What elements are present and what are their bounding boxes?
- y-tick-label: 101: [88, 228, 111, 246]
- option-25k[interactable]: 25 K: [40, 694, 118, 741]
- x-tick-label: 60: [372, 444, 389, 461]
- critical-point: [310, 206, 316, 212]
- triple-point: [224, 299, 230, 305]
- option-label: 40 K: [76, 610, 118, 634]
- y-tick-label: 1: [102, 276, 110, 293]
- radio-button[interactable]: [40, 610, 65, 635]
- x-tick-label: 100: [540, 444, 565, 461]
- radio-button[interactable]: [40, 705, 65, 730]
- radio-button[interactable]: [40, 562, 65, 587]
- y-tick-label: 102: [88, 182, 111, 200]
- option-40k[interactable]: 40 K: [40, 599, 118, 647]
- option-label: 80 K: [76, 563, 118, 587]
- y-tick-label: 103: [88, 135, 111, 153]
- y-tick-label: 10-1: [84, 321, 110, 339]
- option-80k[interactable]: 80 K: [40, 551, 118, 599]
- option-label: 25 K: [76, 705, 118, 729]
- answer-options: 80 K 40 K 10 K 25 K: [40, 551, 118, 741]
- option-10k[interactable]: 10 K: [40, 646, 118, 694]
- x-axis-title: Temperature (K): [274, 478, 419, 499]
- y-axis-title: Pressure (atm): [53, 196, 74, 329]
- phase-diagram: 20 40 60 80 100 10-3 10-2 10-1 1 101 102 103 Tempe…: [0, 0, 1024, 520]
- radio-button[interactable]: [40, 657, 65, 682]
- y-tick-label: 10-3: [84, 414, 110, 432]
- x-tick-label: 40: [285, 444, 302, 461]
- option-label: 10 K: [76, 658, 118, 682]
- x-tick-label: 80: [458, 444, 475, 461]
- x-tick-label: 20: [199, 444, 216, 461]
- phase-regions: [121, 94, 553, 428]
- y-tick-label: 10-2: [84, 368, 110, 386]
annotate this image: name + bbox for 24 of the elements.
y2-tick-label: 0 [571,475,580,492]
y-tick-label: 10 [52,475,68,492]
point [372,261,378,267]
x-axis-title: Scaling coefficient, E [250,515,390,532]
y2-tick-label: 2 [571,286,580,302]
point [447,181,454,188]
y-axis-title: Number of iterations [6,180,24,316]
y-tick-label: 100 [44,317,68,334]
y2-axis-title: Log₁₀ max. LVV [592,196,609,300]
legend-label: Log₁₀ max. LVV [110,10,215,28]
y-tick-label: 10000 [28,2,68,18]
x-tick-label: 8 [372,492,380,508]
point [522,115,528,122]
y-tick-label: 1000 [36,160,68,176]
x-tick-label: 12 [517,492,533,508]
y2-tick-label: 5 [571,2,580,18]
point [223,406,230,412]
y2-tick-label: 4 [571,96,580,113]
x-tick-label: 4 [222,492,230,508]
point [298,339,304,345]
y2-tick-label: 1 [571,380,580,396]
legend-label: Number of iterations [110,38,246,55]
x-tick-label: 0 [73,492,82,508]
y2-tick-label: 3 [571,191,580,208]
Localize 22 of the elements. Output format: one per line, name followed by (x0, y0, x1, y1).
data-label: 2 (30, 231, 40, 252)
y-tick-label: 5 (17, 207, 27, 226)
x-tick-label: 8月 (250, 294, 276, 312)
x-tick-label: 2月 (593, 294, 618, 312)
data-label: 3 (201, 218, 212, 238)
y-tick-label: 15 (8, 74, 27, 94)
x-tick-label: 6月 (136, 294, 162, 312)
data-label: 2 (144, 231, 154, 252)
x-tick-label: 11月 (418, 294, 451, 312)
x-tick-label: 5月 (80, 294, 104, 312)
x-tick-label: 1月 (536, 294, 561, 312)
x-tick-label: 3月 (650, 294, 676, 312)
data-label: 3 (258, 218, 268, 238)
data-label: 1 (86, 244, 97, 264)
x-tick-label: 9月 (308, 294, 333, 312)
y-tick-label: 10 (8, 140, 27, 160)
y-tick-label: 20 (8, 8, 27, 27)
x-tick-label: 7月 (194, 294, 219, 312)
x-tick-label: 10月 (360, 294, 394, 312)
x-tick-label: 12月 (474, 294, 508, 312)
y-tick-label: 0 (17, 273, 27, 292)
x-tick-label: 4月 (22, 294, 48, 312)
——
» Instructions for the task
Arrange the lines above as a numbered list, starting with the first line and continuing up to and including the line containing "- option-label: 80 K: [76, 563, 118, 587]". Leave out any blank lines.

» Worked solution
1. What elements are present and what are their bounding boxes?
2. - y-tick-label: 101: [88, 228, 111, 246]
3. - option-25k[interactable]: 25 K: [40, 694, 118, 741]
4. - x-tick-label: 60: [372, 444, 389, 461]
5. - critical-point: [310, 206, 316, 212]
6. - triple-point: [224, 299, 230, 305]
7. - option-label: 40 K: [76, 610, 118, 634]
8. - y-tick-label: 1: [102, 276, 110, 293]
9. - radio-button[interactable]: [40, 610, 65, 635]
10. - x-tick-label: 100: [540, 444, 565, 461]
11. - radio-button[interactable]: [40, 705, 65, 730]
12. - radio-button[interactable]: [40, 562, 65, 587]
13. - y-tick-label: 102: [88, 182, 111, 200]
14. - option-40k[interactable]: 40 K: [40, 599, 118, 647]
15. - option-label: 80 K: [76, 563, 118, 587]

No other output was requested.